### YOUR GOAL:
Without the pictures, give the entries below again exactly as written.
******
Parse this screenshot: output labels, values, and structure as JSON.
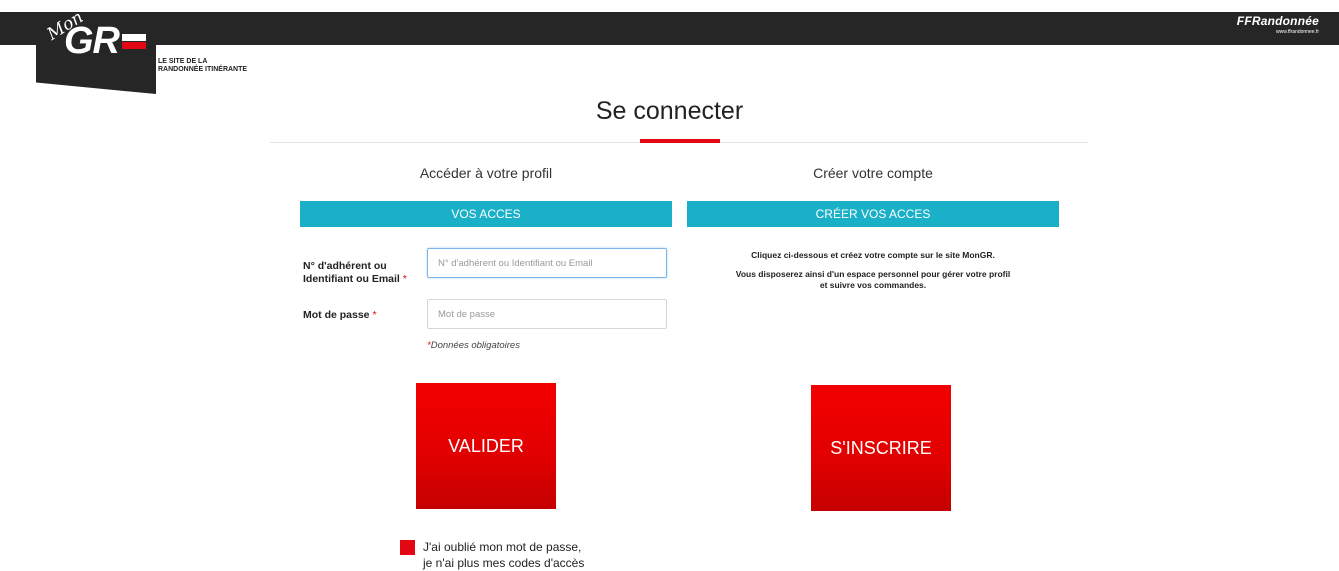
{
  "header": {
    "logo_mon": "Mon",
    "logo_gr": "GR",
    "tagline_line1": "LE SITE DE LA",
    "tagline_line2": "RANDONNÉE ITINÉRANTE",
    "partner_name": "FFRandonnée",
    "partner_url": "www.ffrandonnee.fr"
  },
  "page": {
    "title": "Se connecter",
    "accent_color": "#e30613",
    "bar_color": "#1ab0c8"
  },
  "login": {
    "title": "Accéder à votre profil",
    "bar": "VOS ACCES",
    "id_label_line1": "N° d'adhérent ou",
    "id_label_line2": "Identifiant ou Email",
    "required_mark": "*",
    "id_placeholder": "N° d'adhérent ou Identifiant ou Email",
    "id_value": "",
    "password_label": "Mot de passe",
    "password_placeholder": "Mot de passe",
    "password_value": "",
    "required_note": "Données obligatoires",
    "submit_label": "VALIDER",
    "forgot_line1": "J'ai oublié mon mot de passe,",
    "forgot_line2": "je n'ai plus mes codes d'accès"
  },
  "register": {
    "title": "Créer votre compte",
    "bar": "CRÉER VOS ACCES",
    "info_line1": "Cliquez ci-dessous et créez votre compte sur le site MonGR.",
    "info_line2": "Vous disposerez ainsi d'un espace personnel pour gérer votre profil",
    "info_line3": "et suivre vos commandes.",
    "submit_label": "S'INSCRIRE"
  }
}
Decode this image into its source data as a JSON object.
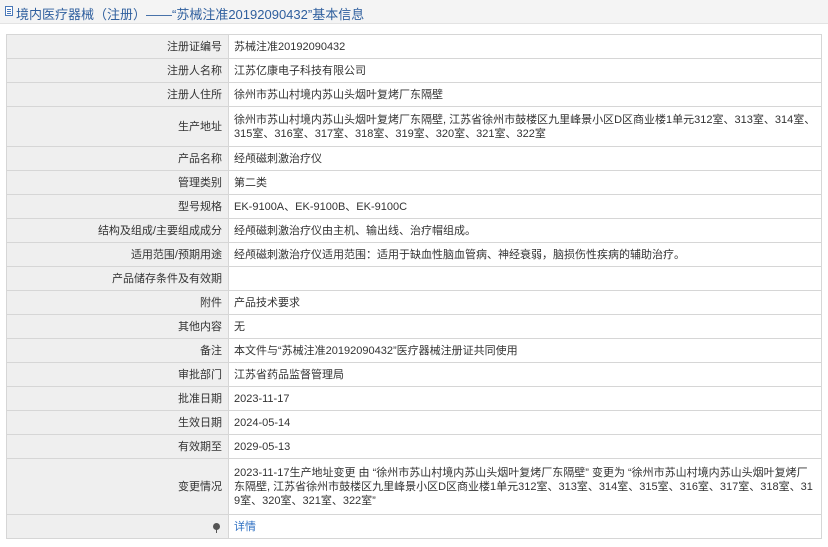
******
### EXPECTED OUTPUT:
Parse this screenshot: output labels, values, and structure as JSON.
{
  "header": {
    "logo_mon": "Mon",
    "logo_gr": "GR",
    "tagline_line1": "LE SITE DE LA",
    "tagline_line2": "RANDONNÉE ITINÉRANTE",
    "partner_name": "FFRandonnée",
    "partner_url": "www.ffrandonnee.fr"
  },
  "page": {
    "title": "Se connecter",
    "accent_color": "#e30613",
    "bar_color": "#1ab0c8"
  },
  "login": {
    "title": "Accéder à votre profil",
    "bar": "VOS ACCES",
    "id_label_line1": "N° d'adhérent ou",
    "id_label_line2": "Identifiant ou Email",
    "required_mark": "*",
    "id_placeholder": "N° d'adhérent ou Identifiant ou Email",
    "id_value": "",
    "password_label": "Mot de passe",
    "password_placeholder": "Mot de passe",
    "password_value": "",
    "required_note": "Données obligatoires",
    "submit_label": "VALIDER",
    "forgot_line1": "J'ai oublié mon mot de passe,",
    "forgot_line2": "je n'ai plus mes codes d'accès"
  },
  "register": {
    "title": "Créer votre compte",
    "bar": "CRÉER VOS ACCES",
    "info_line1": "Cliquez ci-dessous et créez votre compte sur le site MonGR.",
    "info_line2": "Vous disposerez ainsi d'un espace personnel pour gérer votre profil",
    "info_line3": "et suivre vos commandes.",
    "submit_label": "S'INSCRIRE"
  }
}
Decode this image into its source data as a JSON object.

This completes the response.